-- BEGIN Given entries --

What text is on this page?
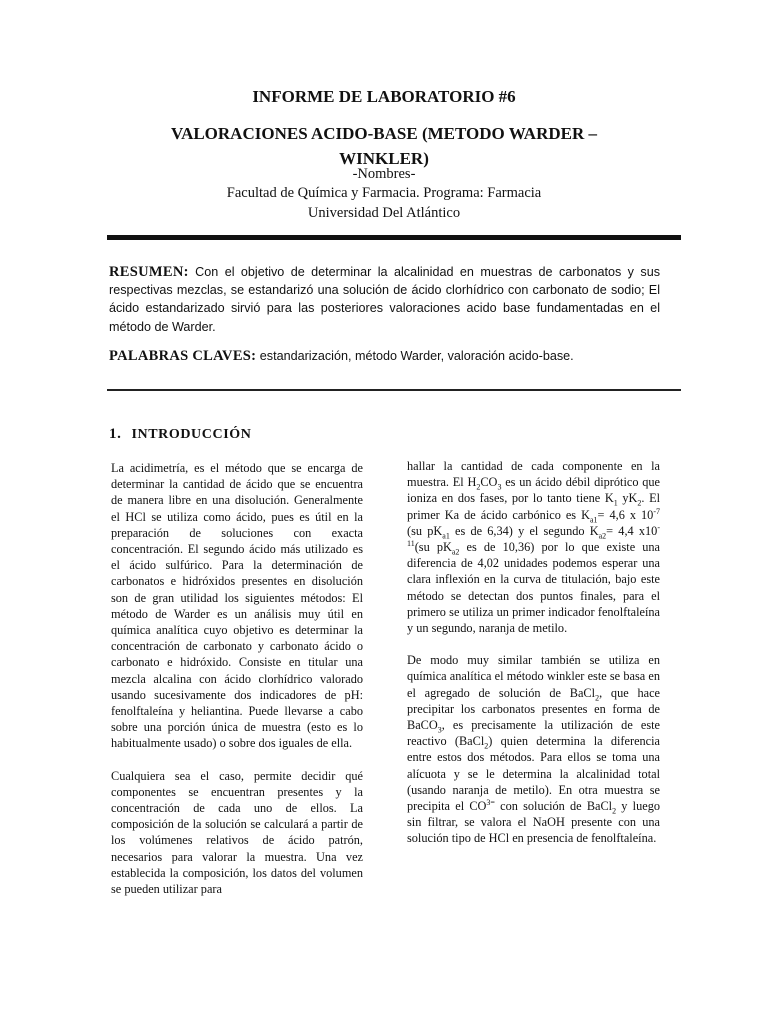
INFORME DE LABORATORIO #6
VALORACIONES ACIDO-BASE (METODO WARDER – WINKLER)
-Nombres-
Facultad de Química y Farmacia. Programa: Farmacia
Universidad Del Atlántico
RESUMEN: Con el objetivo de determinar la alcalinidad en muestras de carbonatos y sus respectivas mezclas, se estandarizó una solución de ácido clorhídrico con carbonato de sodio; El ácido estandarizado sirvió para las posteriores valoraciones acido base fundamentadas en el método de Warder.
PALABRAS CLAVES: estandarización, método Warder, valoración acido-base.
1. INTRODUCCIÓN

La acidimetría, es el método que se encarga de determinar la cantidad de ácido que se encuentra de manera libre en una disolución. Generalmente el HCl se utiliza como ácido, pues es útil en la preparación de soluciones con exacta concentración. El segundo ácido más utilizado es el ácido sulfúrico. Para la determinación de carbonatos e hidróxidos presentes en disolución son de gran utilidad los siguientes métodos: El método de Warder es un análisis muy útil en química analítica cuyo objetivo es determinar la concentración de carbonato y carbonato ácido o carbonato e hidróxido. Consiste en titular una mezcla alcalina con ácido clorhídrico valorado usando sucesivamente dos indicadores de pH: fenolftaleína y heliantina. Puede llevarse a cabo sobre una porción única de muestra (esto es lo habitualmente usado) o sobre dos iguales de ella.

Cualquiera sea el caso, permite decidir qué componentes se encuentran presentes y la concentración de cada uno de ellos. La composición de la solución se calculará a partir de los volúmenes relativos de ácido patrón, necesarios para valorar la muestra. Una vez establecida la composición, los datos del volumen se pueden utilizar para

hallar la cantidad de cada componente en la muestra. El $H_2CO_3$ es un ácido débil diprótico que ioniza en dos fases, por lo tanto tiene $K_1$ $yK_2$. El primer Ka de ácido carbónico es $K_{a1}= 4,6$ x $10^{-7}$ (su $pK_{a1}$ es de 6,34) y el segundo $K_{a2}= 4,4$ $x10^{-11}(su$ $pK_{a2}$ es de 10,36) por lo que existe una diferencia de 4,02 unidades podemos esperar una clara inflexión en la curva de titulación, bajo este método se detectan dos puntos finales, para el primero se utiliza un primer indicador fenolftaleína y un segundo, naranja de metilo.

De modo muy similar también se utiliza en química analítica el método winkler este se basa en el agregado de solución de BaCl$_2$, que hace precipitar los carbonatos presentes en forma de BaCO$_3$, es precisamente la utilización de este reactivo (BaCl$_2$) quien determina la diferencia entre estos dos métodos. Para ellos se toma una alícuota y se le determina la alcalinidad total (usando naranja de metilo). En otra muestra se precipita el $CO^{3=}$ con solución de BaCl$_2$ y luego sin filtrar, se valora el NaOH presente con una solución tipo de HCl en presencia de fenolftaleína.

-- END Given entries --

• _Set problem_
Retype all of the entries exactly as written, leaving out any images.

• _Result of this task_
What text is on this page?
INFORME DE LABORATORIO #6
VALORACIONES ACIDO-BASE (METODO WARDER – WINKLER)
-Nombres-
Facultad de Química y Farmacia. Programa: Farmacia
Universidad Del Atlántico
RESUMEN: Con el objetivo de determinar la alcalinidad en muestras de carbonatos y sus respectivas mezclas, se estandarizó una solución de ácido clorhídrico con carbonato de sodio; El ácido estandarizado sirvió para las posteriores valoraciones acido base fundamentadas en el método de Warder.
PALABRAS CLAVES: estandarización, método Warder, valoración acido-base.
1. INTRODUCCIÓN

La acidimetría, es el método que se encarga de determinar la cantidad de ácido que se encuentra de manera libre en una disolución. Generalmente el HCl se utiliza como ácido, pues es útil en la preparación de soluciones con exacta concentración. El segundo ácido más utilizado es el ácido sulfúrico. Para la determinación de carbonatos e hidróxidos presentes en disolución son de gran utilidad los siguientes métodos: El método de Warder es un análisis muy útil en química analítica cuyo objetivo es determinar la concentración de carbonato y carbonato ácido o carbonato e hidróxido. Consiste en titular una mezcla alcalina con ácido clorhídrico valorado usando sucesivamente dos indicadores de pH: fenolftaleína y heliantina. Puede llevarse a cabo sobre una porción única de muestra (esto es lo habitualmente usado) o sobre dos iguales de ella.

Cualquiera sea el caso, permite decidir qué componentes se encuentran presentes y la concentración de cada uno de ellos. La composición de la solución se calculará a partir de los volúmenes relativos de ácido patrón, necesarios para valorar la muestra. Una vez establecida la composición, los datos del volumen se pueden utilizar para

hallar la cantidad de cada componente en la muestra. El $H_2CO_3$ es un ácido débil diprótico que ioniza en dos fases, por lo tanto tiene $K_1$ $yK_2$. El primer Ka de ácido carbónico es $K_{a1}= 4,6$ x $10^{-7}$ (su $pK_{a1}$ es de 6,34) y el segundo $K_{a2}= 4,4$ $x10^{-11}(su$ $pK_{a2}$ es de 10,36) por lo que existe una diferencia de 4,02 unidades podemos esperar una clara inflexión en la curva de titulación, bajo este método se detectan dos puntos finales, para el primero se utiliza un primer indicador fenolftaleína y un segundo, naranja de metilo.

De modo muy similar también se utiliza en química analítica el método winkler este se basa en el agregado de solución de BaCl$_2$, que hace precipitar los carbonatos presentes en forma de BaCO$_3$, es precisamente la utilización de este reactivo (BaCl$_2$) quien determina la diferencia entre estos dos métodos. Para ellos se toma una alícuota y se le determina la alcalinidad total (usando naranja de metilo). En otra muestra se precipita el $CO^{3=}$ con solución de BaCl$_2$ y luego sin filtrar, se valora el NaOH presente con una solución tipo de HCl en presencia de fenolftaleína.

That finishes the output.